Every line holding the word "OSHC" counts once. Give the total, nothing more.

● DATASET RECORDS:
◇ ◇ ◇ ◇

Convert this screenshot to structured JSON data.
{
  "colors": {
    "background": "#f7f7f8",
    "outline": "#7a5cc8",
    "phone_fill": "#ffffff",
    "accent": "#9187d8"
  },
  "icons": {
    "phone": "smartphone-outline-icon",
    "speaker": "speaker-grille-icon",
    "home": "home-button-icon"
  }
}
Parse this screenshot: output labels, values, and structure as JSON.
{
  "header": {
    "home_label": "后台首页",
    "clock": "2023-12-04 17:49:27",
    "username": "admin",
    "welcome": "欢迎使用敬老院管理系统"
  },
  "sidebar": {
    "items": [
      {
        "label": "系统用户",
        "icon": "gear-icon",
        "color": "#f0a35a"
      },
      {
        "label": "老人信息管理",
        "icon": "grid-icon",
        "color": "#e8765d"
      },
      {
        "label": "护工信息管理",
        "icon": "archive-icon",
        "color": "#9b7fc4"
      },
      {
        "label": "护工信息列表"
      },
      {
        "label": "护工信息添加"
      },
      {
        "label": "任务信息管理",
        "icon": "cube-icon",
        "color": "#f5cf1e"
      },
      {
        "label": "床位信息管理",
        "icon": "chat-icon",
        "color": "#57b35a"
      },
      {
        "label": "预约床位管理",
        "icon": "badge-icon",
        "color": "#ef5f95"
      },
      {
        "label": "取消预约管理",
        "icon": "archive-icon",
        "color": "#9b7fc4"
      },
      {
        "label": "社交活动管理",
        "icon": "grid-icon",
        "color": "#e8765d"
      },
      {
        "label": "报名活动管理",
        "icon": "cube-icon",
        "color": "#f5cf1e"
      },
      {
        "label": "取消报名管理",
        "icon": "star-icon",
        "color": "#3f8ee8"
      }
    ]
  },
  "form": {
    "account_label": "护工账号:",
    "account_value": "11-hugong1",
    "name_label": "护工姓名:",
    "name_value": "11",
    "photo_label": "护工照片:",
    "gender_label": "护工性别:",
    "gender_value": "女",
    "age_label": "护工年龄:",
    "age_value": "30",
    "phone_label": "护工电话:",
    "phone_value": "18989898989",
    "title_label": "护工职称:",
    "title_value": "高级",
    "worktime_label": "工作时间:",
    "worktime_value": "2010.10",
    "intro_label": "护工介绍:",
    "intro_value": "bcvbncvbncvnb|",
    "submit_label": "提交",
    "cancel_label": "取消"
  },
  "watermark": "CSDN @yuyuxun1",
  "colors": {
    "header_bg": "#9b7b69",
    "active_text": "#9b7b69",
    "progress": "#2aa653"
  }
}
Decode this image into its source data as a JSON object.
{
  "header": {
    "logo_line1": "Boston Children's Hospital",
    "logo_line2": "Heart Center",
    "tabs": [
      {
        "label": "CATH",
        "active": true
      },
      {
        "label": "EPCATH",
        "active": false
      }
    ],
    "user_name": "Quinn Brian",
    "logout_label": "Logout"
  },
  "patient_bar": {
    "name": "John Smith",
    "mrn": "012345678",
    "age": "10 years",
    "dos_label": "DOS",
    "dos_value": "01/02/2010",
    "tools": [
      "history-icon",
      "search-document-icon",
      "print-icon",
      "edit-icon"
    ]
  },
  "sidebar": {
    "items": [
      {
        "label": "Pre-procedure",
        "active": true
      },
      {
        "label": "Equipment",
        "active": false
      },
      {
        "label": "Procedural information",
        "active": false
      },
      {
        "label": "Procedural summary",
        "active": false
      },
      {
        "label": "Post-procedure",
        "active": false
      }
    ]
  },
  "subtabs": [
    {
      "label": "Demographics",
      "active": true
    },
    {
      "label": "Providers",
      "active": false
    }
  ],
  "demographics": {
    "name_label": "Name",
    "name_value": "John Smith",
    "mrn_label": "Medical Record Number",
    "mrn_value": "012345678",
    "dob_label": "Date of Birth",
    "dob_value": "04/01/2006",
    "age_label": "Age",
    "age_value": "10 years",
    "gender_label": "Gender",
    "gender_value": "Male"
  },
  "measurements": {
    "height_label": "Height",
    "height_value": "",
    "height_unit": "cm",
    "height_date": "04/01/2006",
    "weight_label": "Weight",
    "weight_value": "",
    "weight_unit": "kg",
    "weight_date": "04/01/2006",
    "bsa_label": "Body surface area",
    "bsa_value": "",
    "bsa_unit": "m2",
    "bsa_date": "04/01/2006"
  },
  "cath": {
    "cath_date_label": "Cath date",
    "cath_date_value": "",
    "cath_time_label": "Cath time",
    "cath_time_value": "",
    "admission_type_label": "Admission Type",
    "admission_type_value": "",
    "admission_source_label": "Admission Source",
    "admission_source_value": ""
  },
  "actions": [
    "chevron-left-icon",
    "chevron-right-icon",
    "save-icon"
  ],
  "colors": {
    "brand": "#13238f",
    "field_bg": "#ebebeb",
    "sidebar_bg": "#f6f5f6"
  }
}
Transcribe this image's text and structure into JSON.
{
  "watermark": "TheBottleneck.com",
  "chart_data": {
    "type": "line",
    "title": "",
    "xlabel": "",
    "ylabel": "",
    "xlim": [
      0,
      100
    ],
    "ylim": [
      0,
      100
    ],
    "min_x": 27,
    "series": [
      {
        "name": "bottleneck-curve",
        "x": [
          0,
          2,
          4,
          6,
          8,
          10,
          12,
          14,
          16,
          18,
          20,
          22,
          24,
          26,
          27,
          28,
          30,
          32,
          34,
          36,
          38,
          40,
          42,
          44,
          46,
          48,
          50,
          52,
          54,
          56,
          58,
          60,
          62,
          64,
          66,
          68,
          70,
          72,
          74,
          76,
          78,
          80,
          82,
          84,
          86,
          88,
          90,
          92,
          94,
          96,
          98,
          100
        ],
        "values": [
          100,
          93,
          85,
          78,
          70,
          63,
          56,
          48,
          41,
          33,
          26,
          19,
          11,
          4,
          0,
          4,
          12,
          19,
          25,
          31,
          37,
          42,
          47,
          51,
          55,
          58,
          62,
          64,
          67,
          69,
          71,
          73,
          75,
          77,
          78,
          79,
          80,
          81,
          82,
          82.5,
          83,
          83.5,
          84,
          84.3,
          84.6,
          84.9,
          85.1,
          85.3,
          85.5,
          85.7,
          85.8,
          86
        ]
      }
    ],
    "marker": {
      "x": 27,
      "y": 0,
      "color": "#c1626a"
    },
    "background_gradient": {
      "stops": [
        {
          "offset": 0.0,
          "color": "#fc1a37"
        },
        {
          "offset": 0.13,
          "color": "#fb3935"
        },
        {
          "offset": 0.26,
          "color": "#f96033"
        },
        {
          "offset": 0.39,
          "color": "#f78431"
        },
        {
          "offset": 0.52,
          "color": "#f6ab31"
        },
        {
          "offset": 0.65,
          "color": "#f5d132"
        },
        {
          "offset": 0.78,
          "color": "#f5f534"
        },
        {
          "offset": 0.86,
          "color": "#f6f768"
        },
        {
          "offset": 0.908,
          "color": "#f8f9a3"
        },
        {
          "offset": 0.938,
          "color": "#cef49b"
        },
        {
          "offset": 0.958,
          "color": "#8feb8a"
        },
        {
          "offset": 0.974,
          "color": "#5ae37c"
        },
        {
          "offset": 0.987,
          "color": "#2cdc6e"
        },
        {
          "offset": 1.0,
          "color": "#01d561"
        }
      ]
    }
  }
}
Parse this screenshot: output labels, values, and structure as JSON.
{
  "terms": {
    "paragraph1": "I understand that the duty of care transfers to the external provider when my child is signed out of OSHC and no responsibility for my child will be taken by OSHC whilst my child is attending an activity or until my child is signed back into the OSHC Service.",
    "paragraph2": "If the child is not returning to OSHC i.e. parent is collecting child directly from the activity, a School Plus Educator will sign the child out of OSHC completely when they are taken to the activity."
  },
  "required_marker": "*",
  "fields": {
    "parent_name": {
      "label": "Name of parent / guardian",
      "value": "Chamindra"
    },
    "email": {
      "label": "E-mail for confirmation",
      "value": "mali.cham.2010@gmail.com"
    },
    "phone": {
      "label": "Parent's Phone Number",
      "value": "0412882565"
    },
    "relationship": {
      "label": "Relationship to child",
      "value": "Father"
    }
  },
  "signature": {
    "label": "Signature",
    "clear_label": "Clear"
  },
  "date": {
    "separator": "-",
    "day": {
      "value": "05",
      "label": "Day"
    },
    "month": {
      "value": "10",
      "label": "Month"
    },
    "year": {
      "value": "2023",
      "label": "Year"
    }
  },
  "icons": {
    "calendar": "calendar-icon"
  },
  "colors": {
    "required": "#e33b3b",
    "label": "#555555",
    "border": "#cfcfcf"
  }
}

◇ ◇ ◇ ◇

● RESULT FOR THIS EXERCISE: 2